From the listing, collect all lines containing the word "адам".

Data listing
════

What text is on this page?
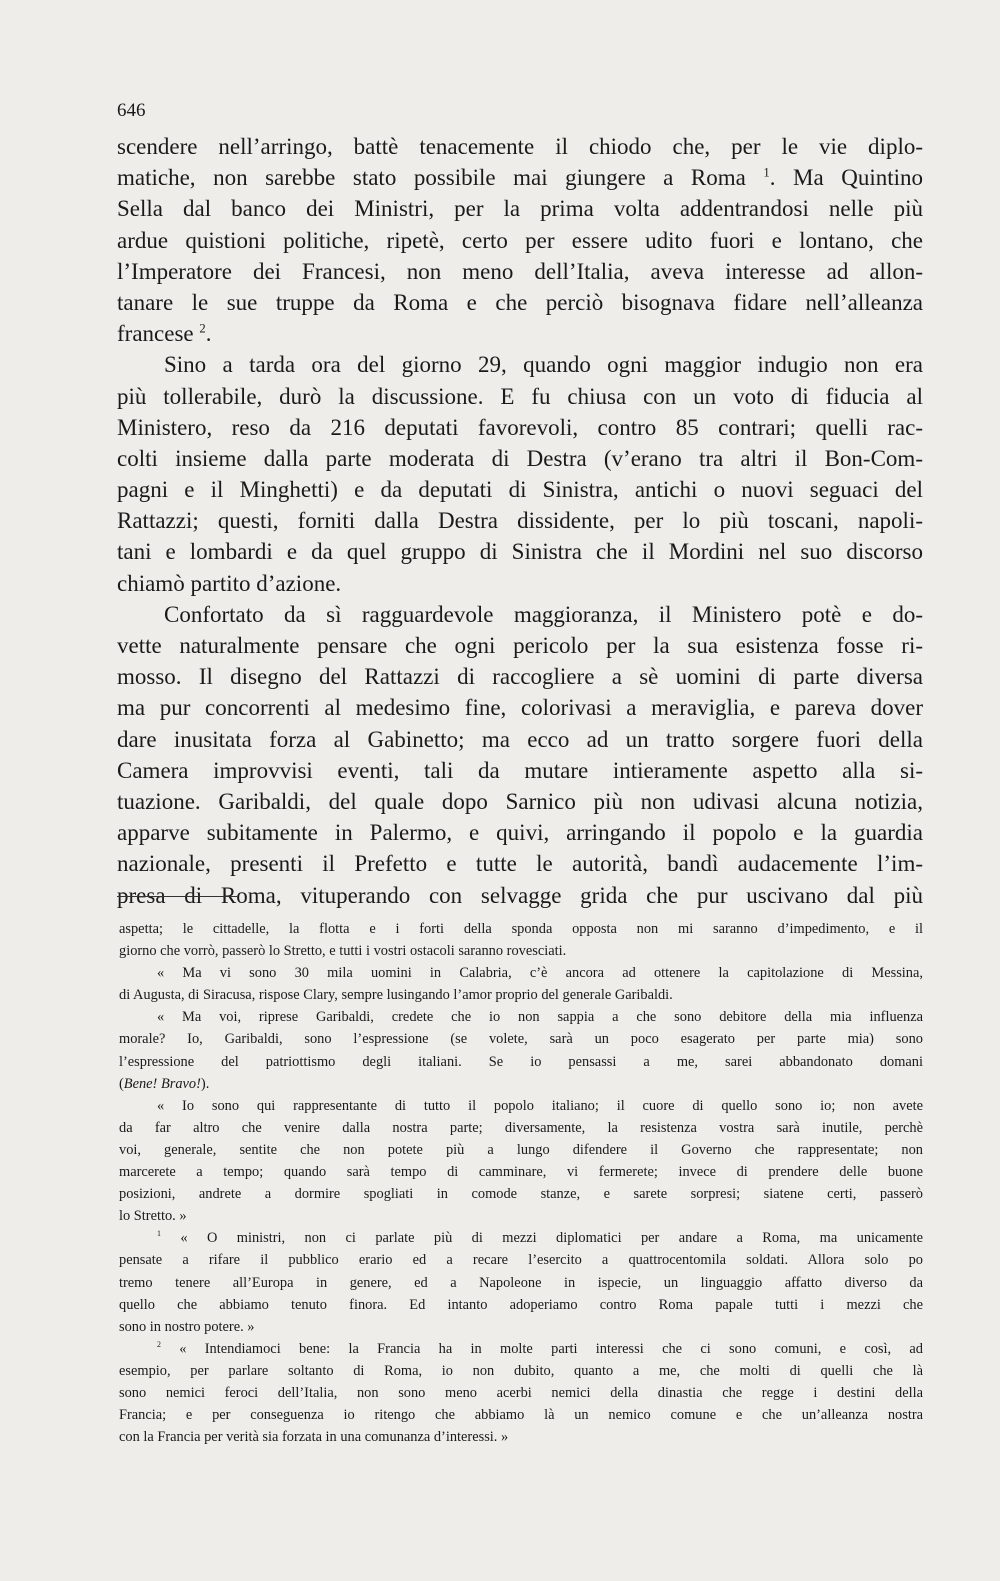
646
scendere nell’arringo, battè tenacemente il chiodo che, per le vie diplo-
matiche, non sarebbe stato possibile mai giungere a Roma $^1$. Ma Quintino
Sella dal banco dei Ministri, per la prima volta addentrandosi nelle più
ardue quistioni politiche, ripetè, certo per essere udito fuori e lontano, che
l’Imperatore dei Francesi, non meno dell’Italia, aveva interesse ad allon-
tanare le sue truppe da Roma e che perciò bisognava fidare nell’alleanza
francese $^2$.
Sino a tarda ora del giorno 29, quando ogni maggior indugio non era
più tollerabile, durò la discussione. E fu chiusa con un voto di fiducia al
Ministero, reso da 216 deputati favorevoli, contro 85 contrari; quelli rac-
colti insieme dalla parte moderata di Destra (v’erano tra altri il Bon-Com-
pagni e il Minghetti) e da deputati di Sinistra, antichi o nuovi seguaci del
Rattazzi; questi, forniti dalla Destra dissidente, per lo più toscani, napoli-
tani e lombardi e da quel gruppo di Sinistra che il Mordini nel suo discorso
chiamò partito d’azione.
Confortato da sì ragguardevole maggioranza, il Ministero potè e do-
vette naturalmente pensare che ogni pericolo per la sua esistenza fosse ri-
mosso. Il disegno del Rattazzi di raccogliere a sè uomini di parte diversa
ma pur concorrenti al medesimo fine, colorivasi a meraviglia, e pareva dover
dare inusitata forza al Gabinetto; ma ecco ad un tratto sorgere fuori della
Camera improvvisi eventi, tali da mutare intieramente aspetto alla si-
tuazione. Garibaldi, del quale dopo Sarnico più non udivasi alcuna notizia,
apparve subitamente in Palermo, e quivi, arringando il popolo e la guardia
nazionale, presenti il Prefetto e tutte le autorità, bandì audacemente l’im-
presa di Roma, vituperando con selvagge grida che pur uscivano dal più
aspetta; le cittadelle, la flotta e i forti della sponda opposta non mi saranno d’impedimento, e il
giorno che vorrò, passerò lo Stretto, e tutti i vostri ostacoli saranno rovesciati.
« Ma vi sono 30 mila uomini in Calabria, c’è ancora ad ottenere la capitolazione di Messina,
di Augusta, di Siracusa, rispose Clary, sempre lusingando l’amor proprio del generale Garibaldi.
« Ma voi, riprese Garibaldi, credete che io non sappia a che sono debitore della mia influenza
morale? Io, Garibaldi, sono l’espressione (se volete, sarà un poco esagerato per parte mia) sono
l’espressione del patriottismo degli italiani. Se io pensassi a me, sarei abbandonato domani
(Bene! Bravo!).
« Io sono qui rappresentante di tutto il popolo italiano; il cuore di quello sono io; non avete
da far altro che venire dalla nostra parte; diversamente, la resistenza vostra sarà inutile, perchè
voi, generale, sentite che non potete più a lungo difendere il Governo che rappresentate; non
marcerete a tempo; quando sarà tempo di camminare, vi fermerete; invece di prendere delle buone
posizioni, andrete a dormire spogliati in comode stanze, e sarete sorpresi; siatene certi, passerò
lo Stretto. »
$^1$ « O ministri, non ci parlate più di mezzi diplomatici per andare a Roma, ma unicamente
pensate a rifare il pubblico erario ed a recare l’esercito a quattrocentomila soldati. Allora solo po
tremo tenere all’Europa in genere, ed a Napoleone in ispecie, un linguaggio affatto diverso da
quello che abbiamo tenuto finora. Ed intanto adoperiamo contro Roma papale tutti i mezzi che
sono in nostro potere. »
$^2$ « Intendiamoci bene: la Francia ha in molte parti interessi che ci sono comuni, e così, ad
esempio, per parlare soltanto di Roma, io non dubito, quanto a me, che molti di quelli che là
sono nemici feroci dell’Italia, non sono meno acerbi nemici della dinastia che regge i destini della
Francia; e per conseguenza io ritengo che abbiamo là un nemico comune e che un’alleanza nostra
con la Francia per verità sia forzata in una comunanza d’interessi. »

════

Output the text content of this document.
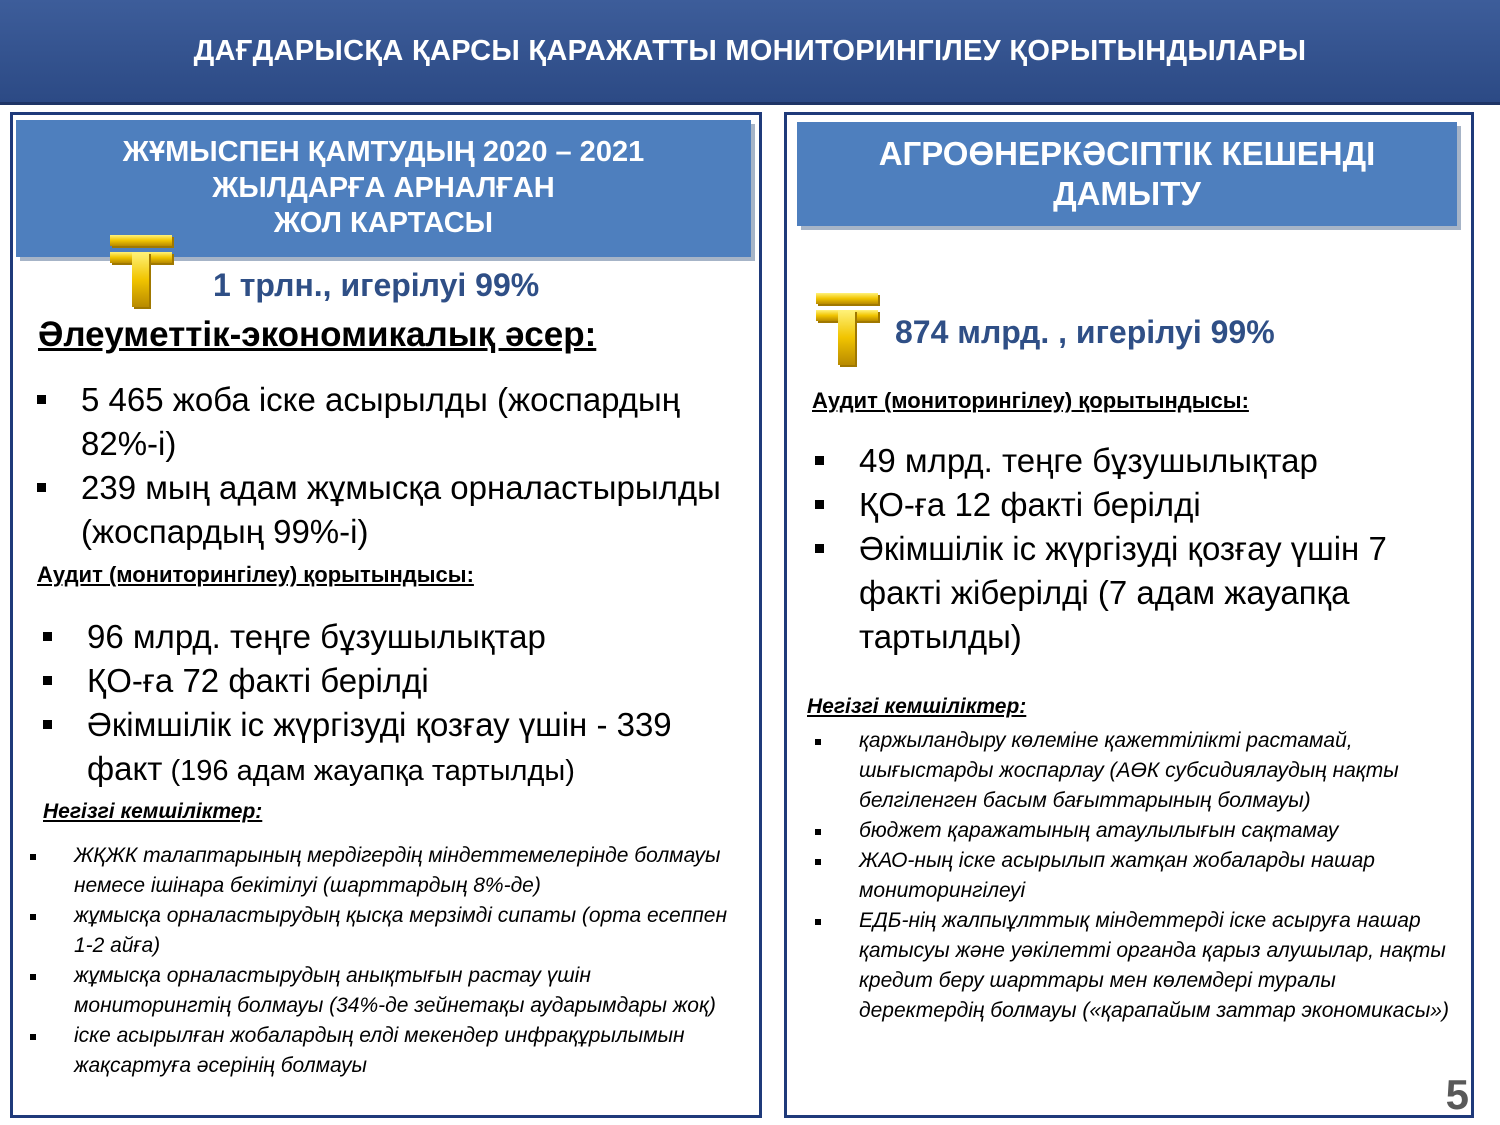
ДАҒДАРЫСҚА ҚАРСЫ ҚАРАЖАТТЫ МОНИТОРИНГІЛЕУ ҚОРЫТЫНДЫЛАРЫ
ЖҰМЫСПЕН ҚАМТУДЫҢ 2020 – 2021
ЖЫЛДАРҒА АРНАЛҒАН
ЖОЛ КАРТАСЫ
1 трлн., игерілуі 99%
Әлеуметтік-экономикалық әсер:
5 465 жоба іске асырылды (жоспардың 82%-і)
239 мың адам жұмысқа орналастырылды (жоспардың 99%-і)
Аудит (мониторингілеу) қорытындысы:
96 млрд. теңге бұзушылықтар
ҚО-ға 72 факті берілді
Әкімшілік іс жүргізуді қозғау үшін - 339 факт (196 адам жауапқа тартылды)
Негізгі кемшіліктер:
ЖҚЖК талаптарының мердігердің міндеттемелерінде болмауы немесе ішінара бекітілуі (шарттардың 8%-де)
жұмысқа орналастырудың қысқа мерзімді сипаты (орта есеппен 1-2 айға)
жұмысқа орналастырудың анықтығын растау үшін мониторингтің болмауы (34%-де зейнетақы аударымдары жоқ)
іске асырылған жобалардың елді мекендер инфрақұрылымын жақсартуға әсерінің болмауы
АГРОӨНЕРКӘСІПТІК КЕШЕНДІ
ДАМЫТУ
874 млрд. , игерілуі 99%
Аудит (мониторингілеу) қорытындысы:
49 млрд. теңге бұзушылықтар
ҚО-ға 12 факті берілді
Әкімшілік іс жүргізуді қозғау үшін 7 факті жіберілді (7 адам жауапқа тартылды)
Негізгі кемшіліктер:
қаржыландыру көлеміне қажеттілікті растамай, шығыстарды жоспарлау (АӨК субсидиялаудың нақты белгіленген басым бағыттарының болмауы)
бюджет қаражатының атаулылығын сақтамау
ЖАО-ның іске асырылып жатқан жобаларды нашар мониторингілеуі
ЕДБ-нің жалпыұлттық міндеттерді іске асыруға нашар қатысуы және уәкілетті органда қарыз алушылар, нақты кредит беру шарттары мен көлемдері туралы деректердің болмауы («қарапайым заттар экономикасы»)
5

════

Exercise solution:
239 мың адам жұмысқа орналастырылды (жоспардың 99%-і)
Әкімшілік іс жүргізуді қозғау үшін - 339 факт (196 адам жауапқа тартылды)
Әкімшілік іс жүргізуді қозғау үшін 7 факті жіберілді (7 адам жауапқа тартылды)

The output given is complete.